INSTRUCTIONS FOR THE TASK -> Reproduce the listing that follows with no differences at all.
>> Start TASK MATERIAL
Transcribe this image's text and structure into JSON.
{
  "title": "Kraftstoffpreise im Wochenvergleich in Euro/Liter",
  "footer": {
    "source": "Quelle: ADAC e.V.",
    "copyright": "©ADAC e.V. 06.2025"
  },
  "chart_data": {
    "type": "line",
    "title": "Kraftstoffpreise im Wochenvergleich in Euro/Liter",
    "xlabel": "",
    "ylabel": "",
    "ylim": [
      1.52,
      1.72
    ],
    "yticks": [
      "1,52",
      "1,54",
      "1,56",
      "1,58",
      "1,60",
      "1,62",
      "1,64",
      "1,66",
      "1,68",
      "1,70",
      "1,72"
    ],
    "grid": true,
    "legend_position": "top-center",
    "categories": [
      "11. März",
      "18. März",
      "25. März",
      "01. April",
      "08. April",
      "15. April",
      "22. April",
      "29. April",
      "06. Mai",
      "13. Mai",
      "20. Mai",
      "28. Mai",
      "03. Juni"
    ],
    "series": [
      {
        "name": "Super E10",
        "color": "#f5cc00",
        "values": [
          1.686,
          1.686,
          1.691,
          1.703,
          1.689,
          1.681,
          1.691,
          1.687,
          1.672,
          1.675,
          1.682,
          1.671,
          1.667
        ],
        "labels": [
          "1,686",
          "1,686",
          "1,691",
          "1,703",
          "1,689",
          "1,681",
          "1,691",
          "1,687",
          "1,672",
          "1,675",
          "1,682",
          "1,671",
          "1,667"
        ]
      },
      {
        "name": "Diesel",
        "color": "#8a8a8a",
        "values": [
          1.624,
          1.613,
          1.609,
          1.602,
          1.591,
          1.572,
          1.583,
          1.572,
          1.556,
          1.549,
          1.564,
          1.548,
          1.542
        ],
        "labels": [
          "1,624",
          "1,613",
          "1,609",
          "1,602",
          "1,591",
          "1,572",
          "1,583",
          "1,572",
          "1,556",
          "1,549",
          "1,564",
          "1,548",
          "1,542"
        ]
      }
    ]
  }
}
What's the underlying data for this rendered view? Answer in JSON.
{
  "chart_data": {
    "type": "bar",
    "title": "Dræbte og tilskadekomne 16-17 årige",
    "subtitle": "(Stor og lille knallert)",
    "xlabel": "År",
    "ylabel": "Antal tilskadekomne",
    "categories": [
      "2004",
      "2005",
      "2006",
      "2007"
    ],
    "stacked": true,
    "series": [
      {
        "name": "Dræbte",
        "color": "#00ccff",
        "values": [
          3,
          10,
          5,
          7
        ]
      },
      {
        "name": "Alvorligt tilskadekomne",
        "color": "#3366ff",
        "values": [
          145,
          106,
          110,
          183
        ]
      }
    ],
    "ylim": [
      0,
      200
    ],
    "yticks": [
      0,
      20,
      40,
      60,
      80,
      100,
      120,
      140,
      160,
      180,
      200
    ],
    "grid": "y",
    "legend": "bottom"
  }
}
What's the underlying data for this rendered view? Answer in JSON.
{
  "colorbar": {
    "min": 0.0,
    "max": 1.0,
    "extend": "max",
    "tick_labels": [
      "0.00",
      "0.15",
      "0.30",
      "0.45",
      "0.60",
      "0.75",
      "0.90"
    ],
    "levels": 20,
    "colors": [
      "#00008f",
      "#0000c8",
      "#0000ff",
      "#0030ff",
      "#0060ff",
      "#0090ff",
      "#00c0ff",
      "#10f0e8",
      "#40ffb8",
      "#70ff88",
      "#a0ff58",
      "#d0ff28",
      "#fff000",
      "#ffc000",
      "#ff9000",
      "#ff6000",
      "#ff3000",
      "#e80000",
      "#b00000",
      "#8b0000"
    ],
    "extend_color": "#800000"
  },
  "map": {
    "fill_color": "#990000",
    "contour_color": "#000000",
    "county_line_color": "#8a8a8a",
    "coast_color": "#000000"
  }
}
>> End TASK MATERIAL
TASK RESULT ->
Transcribe this image's text and structure into JSON.
{
  "title": "Kraftstoffpreise im Wochenvergleich in Euro/Liter",
  "footer": {
    "source": "Quelle: ADAC e.V.",
    "copyright": "©ADAC e.V. 06.2025"
  },
  "chart_data": {
    "type": "line",
    "title": "Kraftstoffpreise im Wochenvergleich in Euro/Liter",
    "xlabel": "",
    "ylabel": "",
    "ylim": [
      1.52,
      1.72
    ],
    "yticks": [
      "1,52",
      "1,54",
      "1,56",
      "1,58",
      "1,60",
      "1,62",
      "1,64",
      "1,66",
      "1,68",
      "1,70",
      "1,72"
    ],
    "grid": true,
    "legend_position": "top-center",
    "categories": [
      "11. März",
      "18. März",
      "25. März",
      "01. April",
      "08. April",
      "15. April",
      "22. April",
      "29. April",
      "06. Mai",
      "13. Mai",
      "20. Mai",
      "28. Mai",
      "03. Juni"
    ],
    "series": [
      {
        "name": "Super E10",
        "color": "#f5cc00",
        "values": [
          1.686,
          1.686,
          1.691,
          1.703,
          1.689,
          1.681,
          1.691,
          1.687,
          1.672,
          1.675,
          1.682,
          1.671,
          1.667
        ],
        "labels": [
          "1,686",
          "1,686",
          "1,691",
          "1,703",
          "1,689",
          "1,681",
          "1,691",
          "1,687",
          "1,672",
          "1,675",
          "1,682",
          "1,671",
          "1,667"
        ]
      },
      {
        "name": "Diesel",
        "color": "#8a8a8a",
        "values": [
          1.624,
          1.613,
          1.609,
          1.602,
          1.591,
          1.572,
          1.583,
          1.572,
          1.556,
          1.549,
          1.564,
          1.548,
          1.542
        ],
        "labels": [
          "1,624",
          "1,613",
          "1,609",
          "1,602",
          "1,591",
          "1,572",
          "1,583",
          "1,572",
          "1,556",
          "1,549",
          "1,564",
          "1,548",
          "1,542"
        ]
      }
    ]
  }
}
What's the underlying data for this rendered view? Answer in JSON.
{
  "chart_data": {
    "type": "bar",
    "title": "Dræbte og tilskadekomne 16-17 årige",
    "subtitle": "(Stor og lille knallert)",
    "xlabel": "År",
    "ylabel": "Antal tilskadekomne",
    "categories": [
      "2004",
      "2005",
      "2006",
      "2007"
    ],
    "stacked": true,
    "series": [
      {
        "name": "Dræbte",
        "color": "#00ccff",
        "values": [
          3,
          10,
          5,
          7
        ]
      },
      {
        "name": "Alvorligt tilskadekomne",
        "color": "#3366ff",
        "values": [
          145,
          106,
          110,
          183
        ]
      }
    ],
    "ylim": [
      0,
      200
    ],
    "yticks": [
      0,
      20,
      40,
      60,
      80,
      100,
      120,
      140,
      160,
      180,
      200
    ],
    "grid": "y",
    "legend": "bottom"
  }
}
What's the underlying data for this rendered view? Answer in JSON.
{
  "colorbar": {
    "min": 0.0,
    "max": 1.0,
    "extend": "max",
    "tick_labels": [
      "0.00",
      "0.15",
      "0.30",
      "0.45",
      "0.60",
      "0.75",
      "0.90"
    ],
    "levels": 20,
    "colors": [
      "#00008f",
      "#0000c8",
      "#0000ff",
      "#0030ff",
      "#0060ff",
      "#0090ff",
      "#00c0ff",
      "#10f0e8",
      "#40ffb8",
      "#70ff88",
      "#a0ff58",
      "#d0ff28",
      "#fff000",
      "#ffc000",
      "#ff9000",
      "#ff6000",
      "#ff3000",
      "#e80000",
      "#b00000",
      "#8b0000"
    ],
    "extend_color": "#800000"
  },
  "map": {
    "fill_color": "#990000",
    "contour_color": "#000000",
    "county_line_color": "#8a8a8a",
    "coast_color": "#000000"
  }
}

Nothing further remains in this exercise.